(DIRECTIONS FOR THIS TASK): Reproduce every record below exactly as it appears.

(DATA SUPPLIED):

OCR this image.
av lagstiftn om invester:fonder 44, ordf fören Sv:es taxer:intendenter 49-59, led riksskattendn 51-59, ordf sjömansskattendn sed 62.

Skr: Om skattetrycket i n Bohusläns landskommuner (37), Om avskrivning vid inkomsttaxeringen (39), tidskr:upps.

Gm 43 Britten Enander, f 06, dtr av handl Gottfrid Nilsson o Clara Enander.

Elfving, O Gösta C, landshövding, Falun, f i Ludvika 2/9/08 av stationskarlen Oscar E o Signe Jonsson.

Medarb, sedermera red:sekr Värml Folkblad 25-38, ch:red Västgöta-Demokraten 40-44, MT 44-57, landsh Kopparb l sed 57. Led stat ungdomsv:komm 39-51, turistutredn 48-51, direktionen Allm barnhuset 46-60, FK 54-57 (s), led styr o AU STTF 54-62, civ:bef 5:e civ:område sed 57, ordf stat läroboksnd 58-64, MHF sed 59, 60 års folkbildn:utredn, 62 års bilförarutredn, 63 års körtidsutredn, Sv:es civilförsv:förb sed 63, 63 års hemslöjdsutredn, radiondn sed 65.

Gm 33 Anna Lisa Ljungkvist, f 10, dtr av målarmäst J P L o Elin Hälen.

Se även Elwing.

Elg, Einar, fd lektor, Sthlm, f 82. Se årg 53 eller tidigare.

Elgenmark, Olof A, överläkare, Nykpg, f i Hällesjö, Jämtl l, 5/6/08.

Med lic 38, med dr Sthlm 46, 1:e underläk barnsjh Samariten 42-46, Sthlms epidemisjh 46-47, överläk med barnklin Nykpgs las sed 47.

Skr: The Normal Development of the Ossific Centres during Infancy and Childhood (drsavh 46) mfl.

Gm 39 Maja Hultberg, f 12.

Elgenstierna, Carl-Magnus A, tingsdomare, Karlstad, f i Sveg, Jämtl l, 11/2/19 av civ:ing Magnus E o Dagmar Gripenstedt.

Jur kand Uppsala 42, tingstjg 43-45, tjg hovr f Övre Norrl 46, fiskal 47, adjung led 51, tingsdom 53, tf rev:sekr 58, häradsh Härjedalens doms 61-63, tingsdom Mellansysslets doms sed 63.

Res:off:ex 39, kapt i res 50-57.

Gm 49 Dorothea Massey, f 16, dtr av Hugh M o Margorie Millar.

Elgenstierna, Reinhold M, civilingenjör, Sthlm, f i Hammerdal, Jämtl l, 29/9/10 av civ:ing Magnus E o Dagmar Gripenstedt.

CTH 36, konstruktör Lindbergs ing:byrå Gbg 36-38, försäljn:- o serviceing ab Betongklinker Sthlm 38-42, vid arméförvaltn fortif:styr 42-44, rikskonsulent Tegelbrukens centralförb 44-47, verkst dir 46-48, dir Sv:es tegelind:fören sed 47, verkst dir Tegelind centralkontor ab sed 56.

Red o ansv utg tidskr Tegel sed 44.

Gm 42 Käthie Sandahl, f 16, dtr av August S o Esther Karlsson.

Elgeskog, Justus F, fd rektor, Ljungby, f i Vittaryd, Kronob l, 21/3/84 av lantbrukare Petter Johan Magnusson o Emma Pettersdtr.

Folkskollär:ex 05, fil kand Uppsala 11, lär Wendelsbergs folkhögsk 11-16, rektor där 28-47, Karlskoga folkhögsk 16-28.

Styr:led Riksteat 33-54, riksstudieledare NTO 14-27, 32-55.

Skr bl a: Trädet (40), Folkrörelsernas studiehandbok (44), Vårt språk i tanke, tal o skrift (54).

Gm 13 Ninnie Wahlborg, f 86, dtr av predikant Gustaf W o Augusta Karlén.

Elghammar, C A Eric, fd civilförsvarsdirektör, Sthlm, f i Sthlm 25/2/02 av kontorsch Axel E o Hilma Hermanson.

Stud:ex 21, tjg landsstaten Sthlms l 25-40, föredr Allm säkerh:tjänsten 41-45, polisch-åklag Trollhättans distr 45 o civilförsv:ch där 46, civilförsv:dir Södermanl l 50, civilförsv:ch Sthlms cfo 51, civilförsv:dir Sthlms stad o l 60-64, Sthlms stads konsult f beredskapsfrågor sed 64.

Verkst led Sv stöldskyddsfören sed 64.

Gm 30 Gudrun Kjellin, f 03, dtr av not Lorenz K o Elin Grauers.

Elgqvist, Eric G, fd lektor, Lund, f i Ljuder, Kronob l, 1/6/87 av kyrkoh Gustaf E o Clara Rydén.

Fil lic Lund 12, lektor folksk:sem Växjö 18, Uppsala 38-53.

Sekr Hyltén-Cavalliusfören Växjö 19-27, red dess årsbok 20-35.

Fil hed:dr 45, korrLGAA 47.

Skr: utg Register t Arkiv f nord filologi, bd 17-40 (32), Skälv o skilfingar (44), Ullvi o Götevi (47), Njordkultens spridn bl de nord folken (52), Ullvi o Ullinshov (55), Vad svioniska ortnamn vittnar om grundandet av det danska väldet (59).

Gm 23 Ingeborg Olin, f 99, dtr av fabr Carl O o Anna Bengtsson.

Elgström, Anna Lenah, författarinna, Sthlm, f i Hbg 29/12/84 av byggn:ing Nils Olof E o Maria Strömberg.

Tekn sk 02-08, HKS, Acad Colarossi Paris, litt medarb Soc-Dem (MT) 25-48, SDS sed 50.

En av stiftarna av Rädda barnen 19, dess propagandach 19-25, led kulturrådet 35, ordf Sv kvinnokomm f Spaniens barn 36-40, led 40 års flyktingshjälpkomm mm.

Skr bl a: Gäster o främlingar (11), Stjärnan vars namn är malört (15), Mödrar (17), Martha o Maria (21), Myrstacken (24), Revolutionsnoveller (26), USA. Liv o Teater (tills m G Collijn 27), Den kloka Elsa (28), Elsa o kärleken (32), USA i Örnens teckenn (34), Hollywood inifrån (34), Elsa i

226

(SOLUTION):
OCR this image.
av lagstiftn om invester:fonder 44, ordf fören Sv:es taxer:intendenter 49-59, led riksskattendn 51-59, ordf sjömansskattendn sed 62.

Skr: Om skattetrycket i n Bohusläns landskommuner (37), Om avskrivning vid inkomsttaxeringen (39), tidskr:upps.

Gm 43 Britten Enander, f 06, dtr av handl Gottfrid Nilsson o Clara Enander.

Elfving, O Gösta C, landshövding, Falun, f i Ludvika 2/9/08 av stationskarlen Oscar E o Signe Jonsson.

Medarb, sedermera red:sekr Värml Folkblad 25-38, ch:red Västgöta-Demokraten 40-44, MT 44-57, landsh Kopparb l sed 57. Led stat ungdomsv:komm 39-51, turistutredn 48-51, direktionen Allm barnhuset 46-60, FK 54-57 (s), led styr o AU STTF 54-62, civ:bef 5:e civ:område sed 57, ordf stat läroboksnd 58-64, MHF sed 59, 60 års folkbildn:utredn, 62 års bilförarutredn, 63 års körtidsutredn, Sv:es civilförsv:förb sed 63, 63 års hemslöjdsutredn, radiondn sed 65.

Gm 33 Anna Lisa Ljungkvist, f 10, dtr av målarmäst J P L o Elin Hälen.

Se även Elwing.

Elg, Einar, fd lektor, Sthlm, f 82. Se årg 53 eller tidigare.

Elgenmark, Olof A, överläkare, Nykpg, f i Hällesjö, Jämtl l, 5/6/08.

Med lic 38, med dr Sthlm 46, 1:e underläk barnsjh Samariten 42-46, Sthlms epidemisjh 46-47, överläk med barnklin Nykpgs las sed 47.

Skr: The Normal Development of the Ossific Centres during Infancy and Childhood (drsavh 46) mfl.

Gm 39 Maja Hultberg, f 12.

Elgenstierna, Carl-Magnus A, tingsdomare, Karlstad, f i Sveg, Jämtl l, 11/2/19 av civ:ing Magnus E o Dagmar Gripenstedt.

Jur kand Uppsala 42, tingstjg 43-45, tjg hovr f Övre Norrl 46, fiskal 47, adjung led 51, tingsdom 53, tf rev:sekr 58, häradsh Härjedalens doms 61-63, tingsdom Mellansysslets doms sed 63.

Res:off:ex 39, kapt i res 50-57.

Gm 49 Dorothea Massey, f 16, dtr av Hugh M o Margorie Millar.

Elgenstierna, Reinhold M, civilingenjör, Sthlm, f i Hammerdal, Jämtl l, 29/9/10 av civ:ing Magnus E o Dagmar Gripenstedt.

CTH 36, konstruktör Lindbergs ing:byrå Gbg 36-38, försäljn:- o serviceing ab Betongklinker Sthlm 38-42, vid arméförvaltn fortif:styr 42-44, rikskonsulent Tegelbrukens centralförb 44-47, verkst dir 46-48, dir Sv:es tegelind:fören sed 47, verkst dir Tegelind centralkontor ab sed 56.

Red o ansv utg tidskr Tegel sed 44.

Gm 42 Käthie Sandahl, f 16, dtr av August S o Esther Karlsson.

Elgeskog, Justus F, fd rektor, Ljungby, f i Vittaryd, Kronob l, 21/3/84 av lantbrukare Petter Johan Magnusson o Emma Pettersdtr.

Folkskollär:ex 05, fil kand Uppsala 11, lär Wendelsbergs folkhögsk 11-16, rektor där 28-47, Karlskoga folkhögsk 16-28.

Styr:led Riksteat 33-54, riksstudieledare NTO 14-27, 32-55.

Skr bl a: Trädet (40), Folkrörelsernas studiehandbok (44), Vårt språk i tanke, tal o skrift (54).

Gm 13 Ninnie Wahlborg, f 86, dtr av predikant Gustaf W o Augusta Karlén.

Elghammar, C A Eric, fd civilförsvarsdirektör, Sthlm, f i Sthlm 25/2/02 av kontorsch Axel E o Hilma Hermanson.

Stud:ex 21, tjg landsstaten Sthlms l 25-40, föredr Allm säkerh:tjänsten 41-45, polisch-åklag Trollhättans distr 45 o civilförsv:ch där 46, civilförsv:dir Södermanl l 50, civilförsv:ch Sthlms cfo 51, civilförsv:dir Sthlms stad o l 60-64, Sthlms stads konsult f beredskapsfrågor sed 64.

Verkst led Sv stöldskyddsfören sed 64.

Gm 30 Gudrun Kjellin, f 03, dtr av not Lorenz K o Elin Grauers.

Elgqvist, Eric G, fd lektor, Lund, f i Ljuder, Kronob l, 1/6/87 av kyrkoh Gustaf E o Clara Rydén.

Fil lic Lund 12, lektor folksk:sem Växjö 18, Uppsala 38-53.

Sekr Hyltén-Cavalliusfören Växjö 19-27, red dess årsbok 20-35.

Fil hed:dr 45, korrLGAA 47.

Skr: utg Register t Arkiv f nord filologi, bd 17-40 (32), Skälv o skilfingar (44), Ullvi o Götevi (47), Njordkultens spridn bl de nord folken (52), Ullvi o Ullinshov (55), Vad svioniska ortnamn vittnar om grundandet av det danska väldet (59).

Gm 23 Ingeborg Olin, f 99, dtr av fabr Carl O o Anna Bengtsson.

Elgström, Anna Lenah, författarinna, Sthlm, f i Hbg 29/12/84 av byggn:ing Nils Olof E o Maria Strömberg.

Tekn sk 02-08, HKS, Acad Colarossi Paris, litt medarb Soc-Dem (MT) 25-48, SDS sed 50.

En av stiftarna av Rädda barnen 19, dess propagandach 19-25, led kulturrådet 35, ordf Sv kvinnokomm f Spaniens barn 36-40, led 40 års flyktingshjälpkomm mm.

Skr bl a: Gäster o främlingar (11), Stjärnan vars namn är malört (15), Mödrar (17), Martha o Maria (21), Myrstacken (24), Revolutionsnoveller (26), USA. Liv o Teater (tills m G Collijn 27), Den kloka Elsa (28), Elsa o kärleken (32), USA i Örnens teckenn (34), Hollywood inifrån (34), Elsa i

226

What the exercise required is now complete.